** TASK PROMPT **
What number of lines in the material contain the word "Size"? Give that number alone.

##### SUPPLIED MATERIAL #####

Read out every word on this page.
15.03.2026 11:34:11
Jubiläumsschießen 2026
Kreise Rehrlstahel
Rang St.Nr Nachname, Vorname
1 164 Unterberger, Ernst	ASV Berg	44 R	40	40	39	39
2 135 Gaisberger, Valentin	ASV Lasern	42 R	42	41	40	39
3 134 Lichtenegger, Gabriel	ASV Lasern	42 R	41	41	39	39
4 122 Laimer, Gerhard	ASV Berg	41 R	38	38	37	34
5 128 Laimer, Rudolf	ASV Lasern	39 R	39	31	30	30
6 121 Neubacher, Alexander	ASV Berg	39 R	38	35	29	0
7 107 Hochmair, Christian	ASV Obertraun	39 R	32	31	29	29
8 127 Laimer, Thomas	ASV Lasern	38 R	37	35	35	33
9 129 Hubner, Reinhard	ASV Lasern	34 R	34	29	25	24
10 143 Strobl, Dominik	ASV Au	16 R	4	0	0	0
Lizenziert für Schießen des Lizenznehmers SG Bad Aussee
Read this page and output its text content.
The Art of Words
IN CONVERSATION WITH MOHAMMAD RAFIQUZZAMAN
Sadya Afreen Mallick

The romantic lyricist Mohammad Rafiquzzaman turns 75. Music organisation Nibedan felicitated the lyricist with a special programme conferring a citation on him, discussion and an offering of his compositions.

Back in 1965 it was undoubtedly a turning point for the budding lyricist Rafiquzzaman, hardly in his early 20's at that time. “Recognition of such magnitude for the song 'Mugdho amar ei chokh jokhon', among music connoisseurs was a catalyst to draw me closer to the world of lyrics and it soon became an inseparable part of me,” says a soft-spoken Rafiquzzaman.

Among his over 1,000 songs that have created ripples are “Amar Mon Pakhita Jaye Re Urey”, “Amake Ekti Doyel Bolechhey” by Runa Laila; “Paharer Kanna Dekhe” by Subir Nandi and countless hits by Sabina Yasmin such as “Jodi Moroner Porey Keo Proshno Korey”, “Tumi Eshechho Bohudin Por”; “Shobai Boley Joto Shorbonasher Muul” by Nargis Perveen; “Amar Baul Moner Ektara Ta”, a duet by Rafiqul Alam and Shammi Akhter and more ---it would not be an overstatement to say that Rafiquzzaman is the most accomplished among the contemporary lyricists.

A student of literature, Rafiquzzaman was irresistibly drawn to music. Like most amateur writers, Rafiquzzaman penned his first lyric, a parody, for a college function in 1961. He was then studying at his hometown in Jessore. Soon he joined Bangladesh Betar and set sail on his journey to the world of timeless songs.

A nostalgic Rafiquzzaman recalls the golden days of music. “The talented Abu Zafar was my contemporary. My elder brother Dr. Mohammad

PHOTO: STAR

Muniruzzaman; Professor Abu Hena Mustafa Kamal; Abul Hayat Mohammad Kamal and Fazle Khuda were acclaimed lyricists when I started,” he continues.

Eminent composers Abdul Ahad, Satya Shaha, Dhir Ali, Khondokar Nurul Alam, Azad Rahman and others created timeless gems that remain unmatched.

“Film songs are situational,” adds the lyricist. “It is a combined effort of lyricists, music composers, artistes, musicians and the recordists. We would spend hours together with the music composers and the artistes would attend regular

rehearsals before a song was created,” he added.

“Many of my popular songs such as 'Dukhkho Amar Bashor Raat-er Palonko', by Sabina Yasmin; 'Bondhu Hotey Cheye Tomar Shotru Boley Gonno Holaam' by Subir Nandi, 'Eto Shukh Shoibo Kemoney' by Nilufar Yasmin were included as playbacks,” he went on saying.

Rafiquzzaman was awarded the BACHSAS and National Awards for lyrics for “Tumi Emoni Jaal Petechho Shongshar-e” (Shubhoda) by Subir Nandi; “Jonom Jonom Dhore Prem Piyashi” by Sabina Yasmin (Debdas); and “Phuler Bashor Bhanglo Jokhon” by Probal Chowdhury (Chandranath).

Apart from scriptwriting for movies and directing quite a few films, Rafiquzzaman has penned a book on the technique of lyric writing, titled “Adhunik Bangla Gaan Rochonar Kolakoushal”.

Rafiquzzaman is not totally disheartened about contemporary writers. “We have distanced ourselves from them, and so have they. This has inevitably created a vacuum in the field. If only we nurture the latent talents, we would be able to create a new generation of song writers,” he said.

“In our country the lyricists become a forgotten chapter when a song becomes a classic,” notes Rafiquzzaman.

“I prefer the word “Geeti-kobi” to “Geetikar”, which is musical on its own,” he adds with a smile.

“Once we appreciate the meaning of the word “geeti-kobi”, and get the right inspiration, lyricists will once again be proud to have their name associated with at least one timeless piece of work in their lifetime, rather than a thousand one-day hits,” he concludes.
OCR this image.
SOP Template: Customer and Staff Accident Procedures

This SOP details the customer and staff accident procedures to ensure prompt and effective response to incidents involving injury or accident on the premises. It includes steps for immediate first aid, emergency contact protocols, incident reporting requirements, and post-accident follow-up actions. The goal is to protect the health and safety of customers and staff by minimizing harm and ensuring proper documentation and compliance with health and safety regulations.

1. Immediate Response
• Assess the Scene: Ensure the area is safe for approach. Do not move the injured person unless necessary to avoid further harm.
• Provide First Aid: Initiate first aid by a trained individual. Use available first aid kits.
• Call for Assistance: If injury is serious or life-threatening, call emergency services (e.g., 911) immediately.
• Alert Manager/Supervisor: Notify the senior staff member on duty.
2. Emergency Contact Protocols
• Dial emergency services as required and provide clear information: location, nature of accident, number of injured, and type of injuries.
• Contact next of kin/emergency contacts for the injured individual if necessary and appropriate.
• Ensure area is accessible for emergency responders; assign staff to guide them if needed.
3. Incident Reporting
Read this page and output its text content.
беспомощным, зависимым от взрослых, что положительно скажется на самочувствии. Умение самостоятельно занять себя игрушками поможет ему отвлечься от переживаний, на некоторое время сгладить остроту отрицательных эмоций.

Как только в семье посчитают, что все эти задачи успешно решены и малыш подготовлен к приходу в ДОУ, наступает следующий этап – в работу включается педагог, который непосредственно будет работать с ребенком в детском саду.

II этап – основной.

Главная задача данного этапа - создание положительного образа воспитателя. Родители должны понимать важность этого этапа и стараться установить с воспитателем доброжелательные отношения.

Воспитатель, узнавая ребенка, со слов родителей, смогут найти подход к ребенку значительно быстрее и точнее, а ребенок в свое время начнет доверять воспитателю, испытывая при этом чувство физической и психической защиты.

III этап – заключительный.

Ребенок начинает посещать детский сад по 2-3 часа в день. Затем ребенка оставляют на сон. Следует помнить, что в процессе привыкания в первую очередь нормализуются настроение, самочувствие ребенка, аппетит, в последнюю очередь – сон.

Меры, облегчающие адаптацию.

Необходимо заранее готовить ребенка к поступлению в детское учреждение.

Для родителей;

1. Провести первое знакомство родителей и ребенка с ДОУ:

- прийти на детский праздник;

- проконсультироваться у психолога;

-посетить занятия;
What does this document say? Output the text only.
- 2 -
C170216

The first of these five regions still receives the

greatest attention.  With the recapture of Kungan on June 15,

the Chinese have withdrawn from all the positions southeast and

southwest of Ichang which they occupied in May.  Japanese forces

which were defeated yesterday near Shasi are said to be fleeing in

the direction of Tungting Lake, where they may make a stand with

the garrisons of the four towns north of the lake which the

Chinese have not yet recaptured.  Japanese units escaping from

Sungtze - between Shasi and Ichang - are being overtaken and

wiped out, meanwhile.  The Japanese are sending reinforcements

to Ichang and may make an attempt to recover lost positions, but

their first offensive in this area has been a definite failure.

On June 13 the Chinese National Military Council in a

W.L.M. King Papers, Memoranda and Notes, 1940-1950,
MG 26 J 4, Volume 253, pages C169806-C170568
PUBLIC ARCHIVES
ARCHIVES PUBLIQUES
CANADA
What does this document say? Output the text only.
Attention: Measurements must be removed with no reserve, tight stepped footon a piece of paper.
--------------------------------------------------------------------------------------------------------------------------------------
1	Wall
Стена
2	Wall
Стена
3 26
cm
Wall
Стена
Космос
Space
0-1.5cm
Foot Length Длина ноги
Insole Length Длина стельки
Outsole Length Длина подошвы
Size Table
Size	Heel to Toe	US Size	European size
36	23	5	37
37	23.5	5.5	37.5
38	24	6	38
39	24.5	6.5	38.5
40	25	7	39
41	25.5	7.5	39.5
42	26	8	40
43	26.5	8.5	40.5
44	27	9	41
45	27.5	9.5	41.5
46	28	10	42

#####

** ANSWER IN FULL **
2